→ **Stored dataset items**

** Start **

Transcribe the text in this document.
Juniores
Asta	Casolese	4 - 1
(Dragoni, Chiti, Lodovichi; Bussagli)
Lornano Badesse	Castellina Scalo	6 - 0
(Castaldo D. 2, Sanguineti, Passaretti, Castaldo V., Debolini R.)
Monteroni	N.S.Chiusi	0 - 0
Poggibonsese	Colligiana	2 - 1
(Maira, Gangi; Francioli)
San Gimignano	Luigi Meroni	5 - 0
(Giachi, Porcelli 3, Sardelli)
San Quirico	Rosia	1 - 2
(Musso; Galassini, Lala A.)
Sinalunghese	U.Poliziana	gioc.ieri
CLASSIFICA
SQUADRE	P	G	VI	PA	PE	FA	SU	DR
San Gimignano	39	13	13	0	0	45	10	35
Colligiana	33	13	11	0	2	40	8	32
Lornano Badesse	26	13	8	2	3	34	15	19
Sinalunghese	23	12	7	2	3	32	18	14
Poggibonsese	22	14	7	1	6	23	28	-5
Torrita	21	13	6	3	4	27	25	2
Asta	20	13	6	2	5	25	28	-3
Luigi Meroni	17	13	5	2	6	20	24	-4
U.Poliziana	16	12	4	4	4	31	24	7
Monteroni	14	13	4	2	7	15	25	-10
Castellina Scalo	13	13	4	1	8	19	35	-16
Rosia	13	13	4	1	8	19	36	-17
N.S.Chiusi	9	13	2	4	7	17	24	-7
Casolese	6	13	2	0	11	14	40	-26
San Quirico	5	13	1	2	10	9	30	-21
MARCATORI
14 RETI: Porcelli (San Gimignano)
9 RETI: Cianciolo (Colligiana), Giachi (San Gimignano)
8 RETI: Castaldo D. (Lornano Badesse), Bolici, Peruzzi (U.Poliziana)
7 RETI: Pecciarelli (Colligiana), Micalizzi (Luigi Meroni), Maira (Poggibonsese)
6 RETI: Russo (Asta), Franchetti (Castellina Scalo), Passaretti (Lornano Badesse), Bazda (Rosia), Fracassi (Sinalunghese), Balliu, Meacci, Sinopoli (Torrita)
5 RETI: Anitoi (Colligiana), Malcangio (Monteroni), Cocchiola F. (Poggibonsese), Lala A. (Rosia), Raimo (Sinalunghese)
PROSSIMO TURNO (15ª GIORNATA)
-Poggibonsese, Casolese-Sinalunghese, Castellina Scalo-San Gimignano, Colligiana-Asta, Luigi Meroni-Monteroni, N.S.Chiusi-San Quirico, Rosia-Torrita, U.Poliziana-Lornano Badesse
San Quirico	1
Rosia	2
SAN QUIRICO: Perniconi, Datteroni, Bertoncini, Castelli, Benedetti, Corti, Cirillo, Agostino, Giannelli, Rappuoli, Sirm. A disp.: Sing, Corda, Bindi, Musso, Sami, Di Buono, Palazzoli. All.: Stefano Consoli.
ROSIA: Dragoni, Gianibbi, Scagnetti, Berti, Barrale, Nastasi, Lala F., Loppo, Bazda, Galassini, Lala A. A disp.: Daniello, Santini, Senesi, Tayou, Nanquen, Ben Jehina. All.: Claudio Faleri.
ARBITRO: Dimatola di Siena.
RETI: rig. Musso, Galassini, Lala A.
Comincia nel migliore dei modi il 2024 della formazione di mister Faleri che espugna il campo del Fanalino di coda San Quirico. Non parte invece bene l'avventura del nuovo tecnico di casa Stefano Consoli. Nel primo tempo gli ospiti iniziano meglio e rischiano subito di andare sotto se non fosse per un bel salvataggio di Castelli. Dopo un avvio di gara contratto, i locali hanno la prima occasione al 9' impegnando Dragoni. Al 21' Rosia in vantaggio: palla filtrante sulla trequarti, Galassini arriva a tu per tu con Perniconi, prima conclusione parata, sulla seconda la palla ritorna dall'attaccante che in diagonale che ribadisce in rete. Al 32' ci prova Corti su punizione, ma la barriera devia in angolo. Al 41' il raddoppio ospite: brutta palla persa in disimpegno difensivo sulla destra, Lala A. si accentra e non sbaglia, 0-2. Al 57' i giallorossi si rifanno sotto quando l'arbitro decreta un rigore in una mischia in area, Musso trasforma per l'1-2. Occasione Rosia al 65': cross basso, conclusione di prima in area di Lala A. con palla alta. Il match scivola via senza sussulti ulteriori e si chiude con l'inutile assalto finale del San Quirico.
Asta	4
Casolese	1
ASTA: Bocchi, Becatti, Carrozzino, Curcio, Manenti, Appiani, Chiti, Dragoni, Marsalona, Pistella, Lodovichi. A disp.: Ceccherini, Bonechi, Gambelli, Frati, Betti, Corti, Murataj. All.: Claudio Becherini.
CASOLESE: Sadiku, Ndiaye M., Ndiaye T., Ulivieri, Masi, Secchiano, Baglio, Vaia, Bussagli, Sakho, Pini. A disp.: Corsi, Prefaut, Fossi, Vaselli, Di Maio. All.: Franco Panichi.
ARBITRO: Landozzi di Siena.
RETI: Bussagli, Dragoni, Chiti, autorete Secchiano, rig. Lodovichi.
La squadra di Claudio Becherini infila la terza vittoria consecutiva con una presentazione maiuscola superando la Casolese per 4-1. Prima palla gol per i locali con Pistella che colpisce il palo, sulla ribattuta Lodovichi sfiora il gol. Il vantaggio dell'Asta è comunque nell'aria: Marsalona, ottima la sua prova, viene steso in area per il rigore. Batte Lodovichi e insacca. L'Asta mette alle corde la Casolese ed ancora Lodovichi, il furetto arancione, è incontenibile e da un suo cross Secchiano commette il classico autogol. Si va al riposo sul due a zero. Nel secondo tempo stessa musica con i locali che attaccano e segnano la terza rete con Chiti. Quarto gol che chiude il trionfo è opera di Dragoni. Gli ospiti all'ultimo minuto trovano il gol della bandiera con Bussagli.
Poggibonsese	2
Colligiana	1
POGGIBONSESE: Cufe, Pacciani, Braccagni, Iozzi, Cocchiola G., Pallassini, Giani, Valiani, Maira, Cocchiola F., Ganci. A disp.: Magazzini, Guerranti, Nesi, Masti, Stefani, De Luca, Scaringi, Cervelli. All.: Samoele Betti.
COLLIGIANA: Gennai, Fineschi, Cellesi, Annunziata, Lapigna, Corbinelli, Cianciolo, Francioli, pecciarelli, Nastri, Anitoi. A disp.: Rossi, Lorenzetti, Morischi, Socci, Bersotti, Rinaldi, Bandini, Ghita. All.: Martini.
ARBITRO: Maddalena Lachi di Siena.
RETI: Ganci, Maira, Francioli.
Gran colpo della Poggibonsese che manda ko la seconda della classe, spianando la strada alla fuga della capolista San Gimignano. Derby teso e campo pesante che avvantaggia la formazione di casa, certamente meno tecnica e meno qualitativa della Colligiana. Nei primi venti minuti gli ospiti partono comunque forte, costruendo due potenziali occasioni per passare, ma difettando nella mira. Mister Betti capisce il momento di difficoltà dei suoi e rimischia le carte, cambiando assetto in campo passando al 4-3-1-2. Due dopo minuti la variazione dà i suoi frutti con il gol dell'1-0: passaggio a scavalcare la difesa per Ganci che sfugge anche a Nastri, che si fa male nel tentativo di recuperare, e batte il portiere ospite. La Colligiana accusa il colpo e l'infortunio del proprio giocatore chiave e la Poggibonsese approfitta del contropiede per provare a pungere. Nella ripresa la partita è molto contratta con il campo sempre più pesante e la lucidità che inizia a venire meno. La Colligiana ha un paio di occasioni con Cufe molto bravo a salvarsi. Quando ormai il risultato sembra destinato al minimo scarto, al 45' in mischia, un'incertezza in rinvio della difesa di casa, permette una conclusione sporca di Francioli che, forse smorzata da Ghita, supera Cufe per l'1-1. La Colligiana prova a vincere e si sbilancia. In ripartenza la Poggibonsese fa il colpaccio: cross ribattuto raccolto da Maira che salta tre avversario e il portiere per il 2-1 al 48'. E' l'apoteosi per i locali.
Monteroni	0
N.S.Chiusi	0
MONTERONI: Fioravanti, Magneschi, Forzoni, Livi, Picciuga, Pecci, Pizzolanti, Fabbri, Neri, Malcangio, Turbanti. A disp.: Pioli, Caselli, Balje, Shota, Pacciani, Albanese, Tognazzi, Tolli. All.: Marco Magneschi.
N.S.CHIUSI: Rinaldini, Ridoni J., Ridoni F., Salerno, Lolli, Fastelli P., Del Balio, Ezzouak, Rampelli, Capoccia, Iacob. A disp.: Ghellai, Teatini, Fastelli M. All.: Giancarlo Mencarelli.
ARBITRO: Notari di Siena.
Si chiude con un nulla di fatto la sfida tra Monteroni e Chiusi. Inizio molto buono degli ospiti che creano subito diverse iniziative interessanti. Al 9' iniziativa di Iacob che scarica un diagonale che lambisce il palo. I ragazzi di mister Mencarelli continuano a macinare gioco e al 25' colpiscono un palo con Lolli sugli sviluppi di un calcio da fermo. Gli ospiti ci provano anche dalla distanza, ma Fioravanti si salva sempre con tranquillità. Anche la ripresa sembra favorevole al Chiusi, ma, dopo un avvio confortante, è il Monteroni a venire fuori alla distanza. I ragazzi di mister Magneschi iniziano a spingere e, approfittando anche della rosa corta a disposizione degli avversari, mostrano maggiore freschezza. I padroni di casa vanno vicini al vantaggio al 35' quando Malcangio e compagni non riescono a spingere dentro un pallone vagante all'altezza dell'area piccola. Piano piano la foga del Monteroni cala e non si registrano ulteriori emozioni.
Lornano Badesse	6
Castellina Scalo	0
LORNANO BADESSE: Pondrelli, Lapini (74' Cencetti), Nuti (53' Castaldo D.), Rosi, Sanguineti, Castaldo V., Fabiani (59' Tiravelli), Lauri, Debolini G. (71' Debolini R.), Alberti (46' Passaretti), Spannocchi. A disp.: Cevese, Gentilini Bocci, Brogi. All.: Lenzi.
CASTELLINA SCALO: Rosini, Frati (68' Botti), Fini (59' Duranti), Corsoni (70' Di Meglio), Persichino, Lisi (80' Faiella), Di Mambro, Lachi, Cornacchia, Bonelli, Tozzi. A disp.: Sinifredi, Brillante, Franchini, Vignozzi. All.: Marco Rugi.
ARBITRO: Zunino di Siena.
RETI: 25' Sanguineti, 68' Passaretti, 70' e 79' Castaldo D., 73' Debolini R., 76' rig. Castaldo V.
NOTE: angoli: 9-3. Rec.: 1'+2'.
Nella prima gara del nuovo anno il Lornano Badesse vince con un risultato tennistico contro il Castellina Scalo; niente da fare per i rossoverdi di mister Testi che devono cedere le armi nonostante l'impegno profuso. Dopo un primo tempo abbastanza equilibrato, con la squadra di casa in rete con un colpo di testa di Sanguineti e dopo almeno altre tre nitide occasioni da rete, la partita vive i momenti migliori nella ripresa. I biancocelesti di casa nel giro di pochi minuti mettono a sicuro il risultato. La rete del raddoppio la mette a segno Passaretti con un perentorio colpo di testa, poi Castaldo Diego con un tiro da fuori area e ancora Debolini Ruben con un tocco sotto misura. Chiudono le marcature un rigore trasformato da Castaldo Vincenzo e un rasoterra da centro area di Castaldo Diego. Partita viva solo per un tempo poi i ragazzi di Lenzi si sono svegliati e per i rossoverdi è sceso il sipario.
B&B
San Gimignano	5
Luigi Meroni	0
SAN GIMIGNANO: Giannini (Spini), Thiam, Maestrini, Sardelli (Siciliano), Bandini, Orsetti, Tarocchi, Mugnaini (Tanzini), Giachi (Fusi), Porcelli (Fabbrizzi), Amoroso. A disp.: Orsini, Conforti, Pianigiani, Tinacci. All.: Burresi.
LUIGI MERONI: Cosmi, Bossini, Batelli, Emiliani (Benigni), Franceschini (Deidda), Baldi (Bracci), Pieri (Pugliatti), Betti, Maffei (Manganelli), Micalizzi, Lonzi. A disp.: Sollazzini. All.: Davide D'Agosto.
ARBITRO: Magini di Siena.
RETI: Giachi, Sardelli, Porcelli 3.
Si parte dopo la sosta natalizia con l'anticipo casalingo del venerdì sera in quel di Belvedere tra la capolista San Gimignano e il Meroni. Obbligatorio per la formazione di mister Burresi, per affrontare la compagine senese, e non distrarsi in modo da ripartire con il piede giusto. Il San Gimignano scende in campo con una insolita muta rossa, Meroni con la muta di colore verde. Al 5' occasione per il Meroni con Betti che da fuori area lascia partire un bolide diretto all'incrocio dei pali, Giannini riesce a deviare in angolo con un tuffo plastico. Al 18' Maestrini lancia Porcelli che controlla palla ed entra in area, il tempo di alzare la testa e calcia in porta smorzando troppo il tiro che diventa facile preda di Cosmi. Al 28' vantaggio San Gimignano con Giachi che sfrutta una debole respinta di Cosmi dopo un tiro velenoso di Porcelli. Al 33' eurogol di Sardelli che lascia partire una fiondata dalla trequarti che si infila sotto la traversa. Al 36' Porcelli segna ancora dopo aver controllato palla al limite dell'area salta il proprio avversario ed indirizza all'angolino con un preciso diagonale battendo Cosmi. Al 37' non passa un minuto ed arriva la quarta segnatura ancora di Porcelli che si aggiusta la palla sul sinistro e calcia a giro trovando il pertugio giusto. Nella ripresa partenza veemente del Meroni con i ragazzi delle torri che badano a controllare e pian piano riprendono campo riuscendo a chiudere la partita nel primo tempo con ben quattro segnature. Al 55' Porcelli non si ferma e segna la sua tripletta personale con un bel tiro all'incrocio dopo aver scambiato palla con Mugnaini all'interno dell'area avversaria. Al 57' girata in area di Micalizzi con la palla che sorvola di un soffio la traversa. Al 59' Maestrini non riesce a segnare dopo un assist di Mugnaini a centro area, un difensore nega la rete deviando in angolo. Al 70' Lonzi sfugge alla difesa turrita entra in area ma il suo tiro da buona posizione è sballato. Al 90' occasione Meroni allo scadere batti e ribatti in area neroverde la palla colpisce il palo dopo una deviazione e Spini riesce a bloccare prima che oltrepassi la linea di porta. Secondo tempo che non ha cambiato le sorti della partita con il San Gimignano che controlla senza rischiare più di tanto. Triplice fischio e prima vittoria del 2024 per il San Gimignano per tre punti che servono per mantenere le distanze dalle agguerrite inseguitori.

** End **

→ **STATED GOAL**
Pull out all lines from the listing that contain the string "RETI".

→ **OUTPUT FOR THIS EXERCISE**
14 RETI: Porcelli (San Gimignano)
9 RETI: Cianciolo (Colligiana), Giachi (San Gimignano)
8 RETI: Castaldo D. (Lornano Badesse), Bolici, Peruzzi (U.Poliziana)
7 RETI: Pecciarelli (Colligiana), Micalizzi (Luigi Meroni), Maira (Poggibonsese)
6 RETI: Russo (Asta), Franchetti (Castellina Scalo), Passaretti (Lornano Badesse), Bazda (Rosia), Fracassi (Sinalunghese), Balliu, Meacci, Sinopoli (Torrita)
5 RETI: Anitoi (Colligiana), Malcangio (Monteroni), Cocchiola F. (Poggibonsese), Lala A. (Rosia), Raimo (Sinalunghese)
RETI: rig. Musso, Galassini, Lala A.
RETI: Bussagli, Dragoni, Chiti, autorete Secchiano, rig. Lodovichi.
RETI: Ganci, Maira, Francioli.
RETI: 25' Sanguineti, 68' Passaretti, 70' e 79' Castaldo D., 73' Debolini R., 76' rig. Castaldo V.
RETI: Giachi, Sardelli, Porcelli 3.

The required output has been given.